(begin)

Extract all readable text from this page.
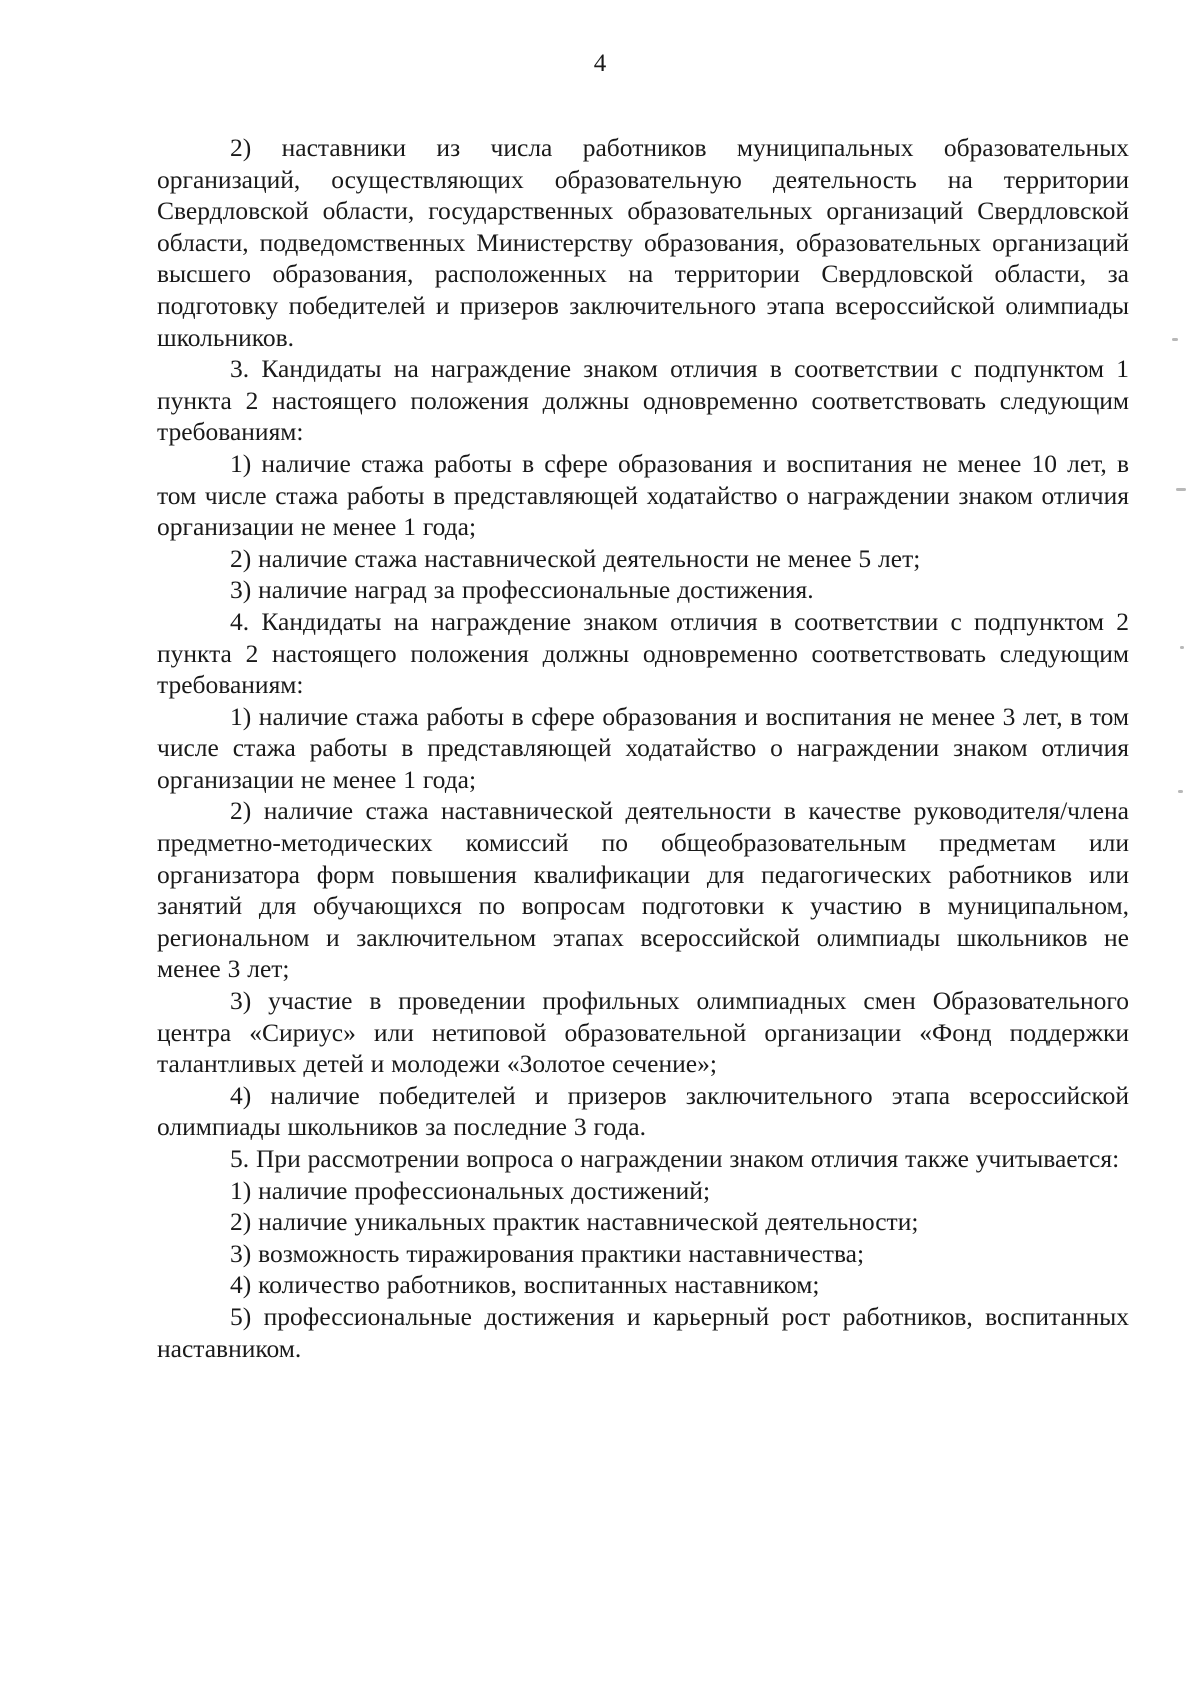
4

2) наставники из числа работников муниципальных образовательных организаций, осуществляющих образовательную деятельность на территории Свердловской области, государственных образовательных организаций Свердловской области, подведомственных Министерству образования, образовательных организаций высшего образования, расположенных на территории Свердловской области, за подготовку победителей и призеров заключительного этапа всероссийской олимпиады школьников.

3. Кандидаты на награждение знаком отличия в соответствии с подпунктом 1 пункта 2 настоящего положения должны одновременно соответствовать следующим требованиям:

1) наличие стажа работы в сфере образования и воспитания не менее 10 лет, в том числе стажа работы в представляющей ходатайство о награждении знаком отличия организации не менее 1 года;

2) наличие стажа наставнической деятельности не менее 5 лет;

3) наличие наград за профессиональные достижения.

4. Кандидаты на награждение знаком отличия в соответствии с подпунктом 2 пункта 2 настоящего положения должны одновременно соответствовать следующим требованиям:

1) наличие стажа работы в сфере образования и воспитания не менее 3 лет, в том числе стажа работы в представляющей ходатайство о награждении знаком отличия организации не менее 1 года;

2) наличие стажа наставнической деятельности в качестве руководителя/члена предметно-методических комиссий по общеобразовательным предметам или организатора форм повышения квалификации для педагогических работников или занятий для обучающихся по вопросам подготовки к участию в муниципальном, региональном и заключительном этапах всероссийской олимпиады школьников не менее 3 лет;

3) участие в проведении профильных олимпиадных смен Образовательного центра «Сириус» или нетиповой образовательной организации «Фонд поддержки талантливых детей и молодежи «Золотое сечение»;

4) наличие победителей и призеров заключительного этапа всероссийской олимпиады школьников за последние 3 года.

5. При рассмотрении вопроса о награждении знаком отличия также учитывается:

1) наличие профессиональных достижений;

2) наличие уникальных практик наставнической деятельности;

3) возможность тиражирования практики наставничества;

4) количество работников, воспитанных наставником;

5) профессиональные достижения и карьерный рост работников, воспитанных наставником.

(end)

# AIM
From the data above, show each line that contains "года".

# CORRECT ANSWER
1) наличие стажа работы в сфере образования и воспитания не менее 10 лет, в том числе стажа работы в представляющей ходатайство о награждении знаком отличия организации не менее 1 года;
1) наличие стажа работы в сфере образования и воспитания не менее 3 лет, в том числе стажа работы в представляющей ходатайство о награждении знаком отличия организации не менее 1 года;
4) наличие победителей и призеров заключительного этапа всероссийской олимпиады школьников за последние 3 года.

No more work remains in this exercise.